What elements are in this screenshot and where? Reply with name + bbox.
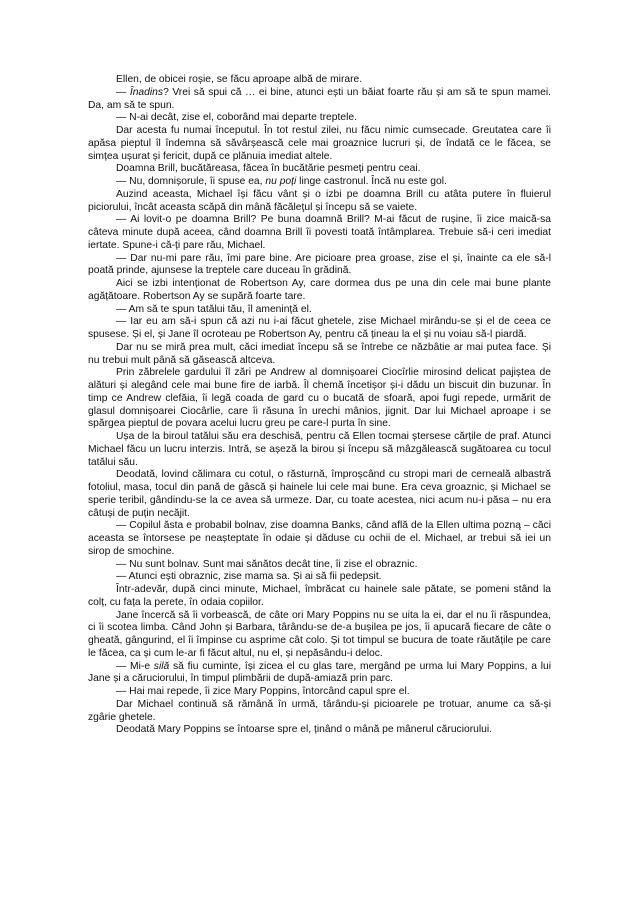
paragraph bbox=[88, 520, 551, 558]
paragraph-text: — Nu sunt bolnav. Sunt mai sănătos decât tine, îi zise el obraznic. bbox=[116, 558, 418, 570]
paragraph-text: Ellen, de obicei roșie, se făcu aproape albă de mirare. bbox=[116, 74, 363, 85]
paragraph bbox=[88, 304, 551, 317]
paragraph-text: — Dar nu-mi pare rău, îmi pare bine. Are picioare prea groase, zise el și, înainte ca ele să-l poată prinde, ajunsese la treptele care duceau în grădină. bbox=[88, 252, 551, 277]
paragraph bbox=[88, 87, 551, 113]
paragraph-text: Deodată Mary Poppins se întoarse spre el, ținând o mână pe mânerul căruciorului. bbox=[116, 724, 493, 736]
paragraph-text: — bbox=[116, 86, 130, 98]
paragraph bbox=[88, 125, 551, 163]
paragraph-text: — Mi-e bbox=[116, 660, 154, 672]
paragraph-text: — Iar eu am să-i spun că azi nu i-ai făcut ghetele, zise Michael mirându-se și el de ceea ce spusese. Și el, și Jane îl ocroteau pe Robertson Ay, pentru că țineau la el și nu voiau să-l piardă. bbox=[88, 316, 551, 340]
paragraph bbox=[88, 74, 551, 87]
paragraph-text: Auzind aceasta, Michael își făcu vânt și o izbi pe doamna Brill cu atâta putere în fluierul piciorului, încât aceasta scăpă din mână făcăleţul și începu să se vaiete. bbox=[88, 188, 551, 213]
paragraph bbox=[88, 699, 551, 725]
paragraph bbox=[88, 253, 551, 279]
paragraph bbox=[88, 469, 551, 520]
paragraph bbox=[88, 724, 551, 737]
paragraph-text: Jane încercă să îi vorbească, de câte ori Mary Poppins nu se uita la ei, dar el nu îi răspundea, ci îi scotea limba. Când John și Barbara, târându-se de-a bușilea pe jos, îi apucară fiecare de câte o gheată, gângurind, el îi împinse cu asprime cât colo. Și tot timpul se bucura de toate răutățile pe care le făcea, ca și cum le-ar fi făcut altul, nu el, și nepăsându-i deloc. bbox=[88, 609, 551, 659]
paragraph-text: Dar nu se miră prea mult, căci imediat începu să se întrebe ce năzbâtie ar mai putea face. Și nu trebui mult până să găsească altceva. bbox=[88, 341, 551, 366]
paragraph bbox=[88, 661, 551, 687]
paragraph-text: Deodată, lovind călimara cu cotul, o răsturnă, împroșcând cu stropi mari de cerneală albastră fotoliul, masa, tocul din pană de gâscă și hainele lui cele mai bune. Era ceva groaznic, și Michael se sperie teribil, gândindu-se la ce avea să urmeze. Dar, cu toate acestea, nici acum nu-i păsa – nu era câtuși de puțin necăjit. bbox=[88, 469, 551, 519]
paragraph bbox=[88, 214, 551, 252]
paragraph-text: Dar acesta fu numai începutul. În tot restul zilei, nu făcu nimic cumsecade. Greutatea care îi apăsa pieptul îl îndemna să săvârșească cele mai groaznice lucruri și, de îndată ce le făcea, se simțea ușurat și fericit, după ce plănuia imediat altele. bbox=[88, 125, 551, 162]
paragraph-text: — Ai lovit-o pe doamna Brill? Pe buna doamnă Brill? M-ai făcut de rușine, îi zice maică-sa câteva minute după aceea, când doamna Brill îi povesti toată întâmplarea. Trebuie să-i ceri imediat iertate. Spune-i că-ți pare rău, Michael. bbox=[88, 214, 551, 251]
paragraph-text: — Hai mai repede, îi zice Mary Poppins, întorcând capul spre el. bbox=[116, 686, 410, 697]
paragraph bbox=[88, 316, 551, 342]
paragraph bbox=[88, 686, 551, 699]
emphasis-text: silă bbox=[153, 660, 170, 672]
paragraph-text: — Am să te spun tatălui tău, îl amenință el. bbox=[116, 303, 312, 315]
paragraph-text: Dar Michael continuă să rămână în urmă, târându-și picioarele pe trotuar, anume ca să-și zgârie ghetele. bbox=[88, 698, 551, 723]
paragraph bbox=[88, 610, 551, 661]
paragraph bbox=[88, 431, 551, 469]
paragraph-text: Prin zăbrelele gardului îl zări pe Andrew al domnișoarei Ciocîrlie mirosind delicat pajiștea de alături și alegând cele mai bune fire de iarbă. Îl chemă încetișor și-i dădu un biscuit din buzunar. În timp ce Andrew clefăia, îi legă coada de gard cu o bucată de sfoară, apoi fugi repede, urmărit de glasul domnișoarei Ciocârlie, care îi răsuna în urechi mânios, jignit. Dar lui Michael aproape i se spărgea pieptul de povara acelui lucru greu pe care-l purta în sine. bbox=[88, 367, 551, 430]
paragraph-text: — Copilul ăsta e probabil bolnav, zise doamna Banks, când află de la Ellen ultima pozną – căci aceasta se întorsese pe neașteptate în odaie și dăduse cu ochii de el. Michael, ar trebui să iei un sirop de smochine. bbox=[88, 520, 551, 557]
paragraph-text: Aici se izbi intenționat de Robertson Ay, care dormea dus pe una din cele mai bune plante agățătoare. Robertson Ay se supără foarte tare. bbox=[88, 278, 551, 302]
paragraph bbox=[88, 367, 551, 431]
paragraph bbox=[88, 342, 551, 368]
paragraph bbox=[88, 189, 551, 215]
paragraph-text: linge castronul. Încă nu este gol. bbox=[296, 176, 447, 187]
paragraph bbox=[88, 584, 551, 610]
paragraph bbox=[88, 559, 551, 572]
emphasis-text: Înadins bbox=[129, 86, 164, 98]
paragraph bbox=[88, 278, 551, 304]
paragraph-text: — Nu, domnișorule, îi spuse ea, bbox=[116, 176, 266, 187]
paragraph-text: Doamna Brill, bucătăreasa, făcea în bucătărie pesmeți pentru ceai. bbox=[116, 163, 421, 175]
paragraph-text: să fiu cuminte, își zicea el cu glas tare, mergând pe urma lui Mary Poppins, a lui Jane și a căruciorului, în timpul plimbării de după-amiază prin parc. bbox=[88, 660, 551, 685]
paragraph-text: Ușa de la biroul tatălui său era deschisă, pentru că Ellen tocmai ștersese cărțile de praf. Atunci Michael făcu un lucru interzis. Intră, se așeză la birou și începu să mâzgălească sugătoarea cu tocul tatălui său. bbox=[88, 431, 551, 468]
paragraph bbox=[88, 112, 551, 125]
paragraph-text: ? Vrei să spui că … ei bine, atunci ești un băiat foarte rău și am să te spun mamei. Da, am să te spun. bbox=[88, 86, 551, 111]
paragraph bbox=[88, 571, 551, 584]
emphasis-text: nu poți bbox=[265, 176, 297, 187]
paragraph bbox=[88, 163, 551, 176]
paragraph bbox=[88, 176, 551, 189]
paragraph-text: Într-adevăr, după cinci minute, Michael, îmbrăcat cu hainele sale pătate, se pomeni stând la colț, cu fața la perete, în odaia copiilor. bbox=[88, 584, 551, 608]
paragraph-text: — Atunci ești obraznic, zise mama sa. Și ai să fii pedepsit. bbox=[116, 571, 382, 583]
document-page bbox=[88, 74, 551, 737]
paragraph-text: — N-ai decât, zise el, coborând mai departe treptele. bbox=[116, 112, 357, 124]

□ □ □ □ □

EXERCISE REQUIREMENTS —
Please copy out the part of the items that opens with the line containing "paragraph bbox=[88, 520, 551, 558]" and closes with the line containing "paragraph bbox=[88, 724, 551, 737]", including both of those lines.

TASK RESULT —
paragraph bbox=[88, 520, 551, 558]
paragraph-text: — Nu sunt bolnav. Sunt mai sănătos decât tine, îi zise el obraznic. bbox=[116, 558, 418, 570]
paragraph-text: Ellen, de obicei roșie, se făcu aproape albă de mirare. bbox=[116, 74, 363, 85]
paragraph bbox=[88, 304, 551, 317]
paragraph-text: — Dar nu-mi pare rău, îmi pare bine. Are picioare prea groase, zise el și, înainte ca ele să-l poată prinde, ajunsese la treptele care duceau în grădină. bbox=[88, 252, 551, 277]
paragraph bbox=[88, 87, 551, 113]
paragraph-text: Deodată Mary Poppins se întoarse spre el, ținând o mână pe mânerul căruciorului. bbox=[116, 724, 493, 736]
paragraph-text: — bbox=[116, 86, 130, 98]
paragraph bbox=[88, 125, 551, 163]
paragraph-text: — Mi-e bbox=[116, 660, 154, 672]
paragraph-text: — Iar eu am să-i spun că azi nu i-ai făcut ghetele, zise Michael mirându-se și el de ceea ce spusese. Și el, și Jane îl ocroteau pe Robertson Ay, pentru că țineau la el și nu voiau să-l piardă. bbox=[88, 316, 551, 340]
paragraph bbox=[88, 74, 551, 87]
paragraph-text: Auzind aceasta, Michael își făcu vânt și o izbi pe doamna Brill cu atâta putere în fluierul piciorului, încât aceasta scăpă din mână făcăleţul și începu să se vaiete. bbox=[88, 188, 551, 213]
paragraph bbox=[88, 699, 551, 725]
paragraph bbox=[88, 253, 551, 279]
paragraph bbox=[88, 469, 551, 520]
paragraph bbox=[88, 724, 551, 737]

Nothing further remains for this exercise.